## begin
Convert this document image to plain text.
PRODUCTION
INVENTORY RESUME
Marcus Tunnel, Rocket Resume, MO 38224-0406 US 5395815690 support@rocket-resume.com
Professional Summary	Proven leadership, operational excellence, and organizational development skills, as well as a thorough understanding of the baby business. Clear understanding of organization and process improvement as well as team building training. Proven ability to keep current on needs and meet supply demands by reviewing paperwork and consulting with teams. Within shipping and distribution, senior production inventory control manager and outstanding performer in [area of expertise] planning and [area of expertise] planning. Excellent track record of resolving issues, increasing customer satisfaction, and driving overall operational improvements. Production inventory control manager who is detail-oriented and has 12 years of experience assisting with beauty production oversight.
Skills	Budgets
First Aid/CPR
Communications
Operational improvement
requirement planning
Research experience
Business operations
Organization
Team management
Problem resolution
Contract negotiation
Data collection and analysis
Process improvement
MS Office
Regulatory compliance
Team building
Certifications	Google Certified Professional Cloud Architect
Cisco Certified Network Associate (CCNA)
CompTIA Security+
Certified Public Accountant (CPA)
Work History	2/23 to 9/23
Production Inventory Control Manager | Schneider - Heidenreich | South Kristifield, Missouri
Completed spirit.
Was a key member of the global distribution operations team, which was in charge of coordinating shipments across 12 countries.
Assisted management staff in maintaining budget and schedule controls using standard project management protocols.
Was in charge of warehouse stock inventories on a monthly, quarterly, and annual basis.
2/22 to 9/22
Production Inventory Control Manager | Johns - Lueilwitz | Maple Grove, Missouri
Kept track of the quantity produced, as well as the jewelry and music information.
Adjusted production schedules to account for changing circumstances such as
## end
**Written problem**: Return the entries above exactly, each one complete.

**Exercise answer**:
Convert this document image to plain text.
PRODUCTION
INVENTORY RESUME
Marcus Tunnel, Rocket Resume, MO 38224-0406 US 5395815690 support@rocket-resume.com
Professional Summary	Proven leadership, operational excellence, and organizational development skills, as well as a thorough understanding of the baby business. Clear understanding of organization and process improvement as well as team building training. Proven ability to keep current on needs and meet supply demands by reviewing paperwork and consulting with teams. Within shipping and distribution, senior production inventory control manager and outstanding performer in [area of expertise] planning and [area of expertise] planning. Excellent track record of resolving issues, increasing customer satisfaction, and driving overall operational improvements. Production inventory control manager who is detail-oriented and has 12 years of experience assisting with beauty production oversight.
Skills	Budgets
First Aid/CPR
Communications
Operational improvement
requirement planning
Research experience
Business operations
Organization
Team management
Problem resolution
Contract negotiation
Data collection and analysis
Process improvement
MS Office
Regulatory compliance
Team building
Certifications	Google Certified Professional Cloud Architect
Cisco Certified Network Associate (CCNA)
CompTIA Security+
Certified Public Accountant (CPA)
Work History	2/23 to 9/23
Production Inventory Control Manager | Schneider - Heidenreich | South Kristifield, Missouri
Completed spirit.
Was a key member of the global distribution operations team, which was in charge of coordinating shipments across 12 countries.
Assisted management staff in maintaining budget and schedule controls using standard project management protocols.
Was in charge of warehouse stock inventories on a monthly, quarterly, and annual basis.
2/22 to 9/22
Production Inventory Control Manager | Johns - Lueilwitz | Maple Grove, Missouri
Kept track of the quantity produced, as well as the jewelry and music information.
Adjusted production schedules to account for changing circumstances such as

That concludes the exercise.